Problem: Copy every line of the listing below word for word, with nothing left out or changed.

Entries from a dataset

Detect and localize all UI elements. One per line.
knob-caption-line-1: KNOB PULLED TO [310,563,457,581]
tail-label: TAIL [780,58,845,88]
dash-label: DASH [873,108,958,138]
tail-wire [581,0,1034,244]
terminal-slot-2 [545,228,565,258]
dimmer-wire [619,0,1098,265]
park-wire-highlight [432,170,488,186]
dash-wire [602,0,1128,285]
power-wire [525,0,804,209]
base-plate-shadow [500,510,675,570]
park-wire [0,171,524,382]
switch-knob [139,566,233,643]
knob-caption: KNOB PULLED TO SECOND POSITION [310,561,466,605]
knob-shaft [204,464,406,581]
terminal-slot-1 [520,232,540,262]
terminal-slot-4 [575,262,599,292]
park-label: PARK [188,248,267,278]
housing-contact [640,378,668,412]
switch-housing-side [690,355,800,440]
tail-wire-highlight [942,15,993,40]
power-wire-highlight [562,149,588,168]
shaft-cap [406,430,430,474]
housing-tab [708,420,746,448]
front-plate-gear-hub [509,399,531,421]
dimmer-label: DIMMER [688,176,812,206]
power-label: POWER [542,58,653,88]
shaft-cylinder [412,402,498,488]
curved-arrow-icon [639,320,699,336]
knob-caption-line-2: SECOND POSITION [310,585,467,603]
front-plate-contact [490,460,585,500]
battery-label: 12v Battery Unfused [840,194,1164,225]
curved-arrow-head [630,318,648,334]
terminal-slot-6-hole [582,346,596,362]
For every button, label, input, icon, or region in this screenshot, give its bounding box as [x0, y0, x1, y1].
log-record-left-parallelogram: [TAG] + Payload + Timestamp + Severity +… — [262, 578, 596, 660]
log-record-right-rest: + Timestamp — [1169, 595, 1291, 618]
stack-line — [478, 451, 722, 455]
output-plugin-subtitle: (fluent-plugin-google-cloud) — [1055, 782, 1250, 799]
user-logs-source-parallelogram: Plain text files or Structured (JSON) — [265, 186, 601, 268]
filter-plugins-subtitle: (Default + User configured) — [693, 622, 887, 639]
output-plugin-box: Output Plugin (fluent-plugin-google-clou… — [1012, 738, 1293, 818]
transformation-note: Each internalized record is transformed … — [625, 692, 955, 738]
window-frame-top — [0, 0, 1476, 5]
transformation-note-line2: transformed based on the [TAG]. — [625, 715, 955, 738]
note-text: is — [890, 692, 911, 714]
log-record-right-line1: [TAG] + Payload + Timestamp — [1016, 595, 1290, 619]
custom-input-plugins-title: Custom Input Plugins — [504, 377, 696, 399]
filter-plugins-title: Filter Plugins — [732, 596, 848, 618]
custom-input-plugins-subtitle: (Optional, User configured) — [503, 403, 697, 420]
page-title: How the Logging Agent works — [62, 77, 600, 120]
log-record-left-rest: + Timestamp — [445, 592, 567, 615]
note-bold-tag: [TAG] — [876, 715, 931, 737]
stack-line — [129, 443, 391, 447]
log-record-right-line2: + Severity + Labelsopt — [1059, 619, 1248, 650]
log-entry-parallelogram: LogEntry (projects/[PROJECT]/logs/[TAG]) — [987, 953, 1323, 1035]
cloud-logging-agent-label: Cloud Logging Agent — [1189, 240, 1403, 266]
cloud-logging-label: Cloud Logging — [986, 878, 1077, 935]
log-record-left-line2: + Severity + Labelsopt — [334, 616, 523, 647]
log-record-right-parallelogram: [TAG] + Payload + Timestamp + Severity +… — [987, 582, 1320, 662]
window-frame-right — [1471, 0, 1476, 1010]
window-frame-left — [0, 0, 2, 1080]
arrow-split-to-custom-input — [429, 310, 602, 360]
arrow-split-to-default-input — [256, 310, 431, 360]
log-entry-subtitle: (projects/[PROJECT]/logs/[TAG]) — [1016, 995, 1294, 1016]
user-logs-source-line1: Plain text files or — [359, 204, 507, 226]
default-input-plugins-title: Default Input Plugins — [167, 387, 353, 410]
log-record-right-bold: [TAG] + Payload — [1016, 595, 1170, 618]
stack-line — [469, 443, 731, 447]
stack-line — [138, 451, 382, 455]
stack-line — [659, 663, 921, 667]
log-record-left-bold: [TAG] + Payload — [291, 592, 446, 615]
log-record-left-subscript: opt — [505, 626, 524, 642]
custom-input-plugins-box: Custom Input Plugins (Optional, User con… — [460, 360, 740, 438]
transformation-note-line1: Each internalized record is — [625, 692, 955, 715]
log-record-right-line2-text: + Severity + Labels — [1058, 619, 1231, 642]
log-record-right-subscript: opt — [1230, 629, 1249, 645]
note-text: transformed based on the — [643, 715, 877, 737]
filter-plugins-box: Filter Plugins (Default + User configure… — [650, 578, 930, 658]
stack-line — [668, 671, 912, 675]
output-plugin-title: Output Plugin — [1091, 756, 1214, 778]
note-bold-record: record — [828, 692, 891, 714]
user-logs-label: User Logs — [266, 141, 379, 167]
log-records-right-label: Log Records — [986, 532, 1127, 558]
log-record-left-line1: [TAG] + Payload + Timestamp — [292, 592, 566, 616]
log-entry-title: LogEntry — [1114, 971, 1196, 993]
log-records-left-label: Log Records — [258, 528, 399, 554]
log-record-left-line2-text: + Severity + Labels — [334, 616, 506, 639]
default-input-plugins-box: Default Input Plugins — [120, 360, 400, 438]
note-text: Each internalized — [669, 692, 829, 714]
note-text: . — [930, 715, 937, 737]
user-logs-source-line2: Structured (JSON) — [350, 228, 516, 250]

Response to the exercise:
Detect and localize all UI elements. One per line.
knob-caption-line-1: KNOB PULLED TO [310,563,457,581]
tail-label: TAIL [780,58,845,88]
dash-label: DASH [873,108,958,138]
tail-wire [581,0,1034,244]
terminal-slot-2 [545,228,565,258]
dimmer-wire [619,0,1098,265]
park-wire-highlight [432,170,488,186]
dash-wire [602,0,1128,285]
power-wire [525,0,804,209]
base-plate-shadow [500,510,675,570]
park-wire [0,171,524,382]
switch-knob [139,566,233,643]
knob-caption: KNOB PULLED TO SECOND POSITION [310,561,466,605]
knob-shaft [204,464,406,581]
terminal-slot-1 [520,232,540,262]
terminal-slot-4 [575,262,599,292]
park-label: PARK [188,248,267,278]
housing-contact [640,378,668,412]
switch-housing-side [690,355,800,440]
tail-wire-highlight [942,15,993,40]
power-wire-highlight [562,149,588,168]
shaft-cap [406,430,430,474]
housing-tab [708,420,746,448]
front-plate-gear-hub [509,399,531,421]
dimmer-label: DIMMER [688,176,812,206]
power-label: POWER [542,58,653,88]
shaft-cylinder [412,402,498,488]
curved-arrow-icon [639,320,699,336]
knob-caption-line-2: SECOND POSITION [310,585,467,603]
front-plate-contact [490,460,585,500]
battery-label: 12v Battery Unfused [840,194,1164,225]
curved-arrow-head [630,318,648,334]
terminal-slot-6-hole [582,346,596,362]
For every button, label, input, icon, or region in this screenshot, give its bounding box as [x0, y0, x1, y1].
log-record-left-parallelogram: [TAG] + Payload + Timestamp + Severity +… — [262, 578, 596, 660]
log-record-right-rest: + Timestamp — [1169, 595, 1291, 618]
stack-line — [478, 451, 722, 455]
output-plugin-subtitle: (fluent-plugin-google-cloud) — [1055, 782, 1250, 799]
user-logs-source-parallelogram: Plain text files or Structured (JSON) — [265, 186, 601, 268]
filter-plugins-subtitle: (Default + User configured) — [693, 622, 887, 639]
output-plugin-box: Output Plugin (fluent-plugin-google-clou… — [1012, 738, 1293, 818]
transformation-note: Each internalized record is transformed … — [625, 692, 955, 738]
window-frame-top — [0, 0, 1476, 5]
transformation-note-line2: transformed based on the [TAG]. — [625, 715, 955, 738]
note-text: is — [890, 692, 911, 714]
log-record-right-line1: [TAG] + Payload + Timestamp — [1016, 595, 1290, 619]
custom-input-plugins-title: Custom Input Plugins — [504, 377, 696, 399]
filter-plugins-title: Filter Plugins — [732, 596, 848, 618]
custom-input-plugins-subtitle: (Optional, User configured) — [503, 403, 697, 420]
page-title: How the Logging Agent works — [62, 77, 600, 120]
log-record-left-rest: + Timestamp — [445, 592, 567, 615]
note-bold-tag: [TAG] — [876, 715, 931, 737]
stack-line — [129, 443, 391, 447]
log-record-right-line2: + Severity + Labelsopt — [1059, 619, 1248, 650]
log-entry-parallelogram: LogEntry (projects/[PROJECT]/logs/[TAG]) — [987, 953, 1323, 1035]
cloud-logging-agent-label: Cloud Logging Agent — [1189, 240, 1403, 266]
cloud-logging-label: Cloud Logging — [986, 878, 1077, 935]
log-record-left-line2: + Severity + Labelsopt — [334, 616, 523, 647]
log-record-right-parallelogram: [TAG] + Payload + Timestamp + Severity +… — [987, 582, 1320, 662]
window-frame-right — [1471, 0, 1476, 1010]
window-frame-left — [0, 0, 2, 1080]
arrow-split-to-custom-input — [429, 310, 602, 360]
arrow-split-to-default-input — [256, 310, 431, 360]
log-entry-subtitle: (projects/[PROJECT]/logs/[TAG]) — [1016, 995, 1294, 1016]
user-logs-source-line1: Plain text files or — [359, 204, 507, 226]
default-input-plugins-title: Default Input Plugins — [167, 387, 353, 410]
log-record-right-bold: [TAG] + Payload — [1016, 595, 1170, 618]
stack-line — [469, 443, 731, 447]
stack-line — [138, 451, 382, 455]
stack-line — [659, 663, 921, 667]
log-record-left-bold: [TAG] + Payload — [291, 592, 446, 615]
log-record-left-subscript: opt — [505, 626, 524, 642]
custom-input-plugins-box: Custom Input Plugins (Optional, User con… — [460, 360, 740, 438]
transformation-note-line1: Each internalized record is — [625, 692, 955, 715]
log-record-right-line2-text: + Severity + Labels — [1058, 619, 1231, 642]
log-record-right-subscript: opt — [1230, 629, 1249, 645]
note-text: transformed based on the — [643, 715, 877, 737]
filter-plugins-box: Filter Plugins (Default + User configure… — [650, 578, 930, 658]
stack-line — [668, 671, 912, 675]
output-plugin-title: Output Plugin — [1091, 756, 1214, 778]
note-bold-record: record — [828, 692, 891, 714]
user-logs-label: User Logs — [266, 141, 379, 167]
log-records-right-label: Log Records — [986, 532, 1127, 558]
log-record-left-line1: [TAG] + Payload + Timestamp — [292, 592, 566, 616]
log-entry-title: LogEntry — [1114, 971, 1196, 993]
log-records-left-label: Log Records — [258, 528, 399, 554]
log-record-left-line2-text: + Severity + Labels — [334, 616, 506, 639]
default-input-plugins-box: Default Input Plugins — [120, 360, 400, 438]
note-text: Each internalized — [669, 692, 829, 714]
note-text: . — [930, 715, 937, 737]
user-logs-source-line2: Structured (JSON) — [350, 228, 516, 250]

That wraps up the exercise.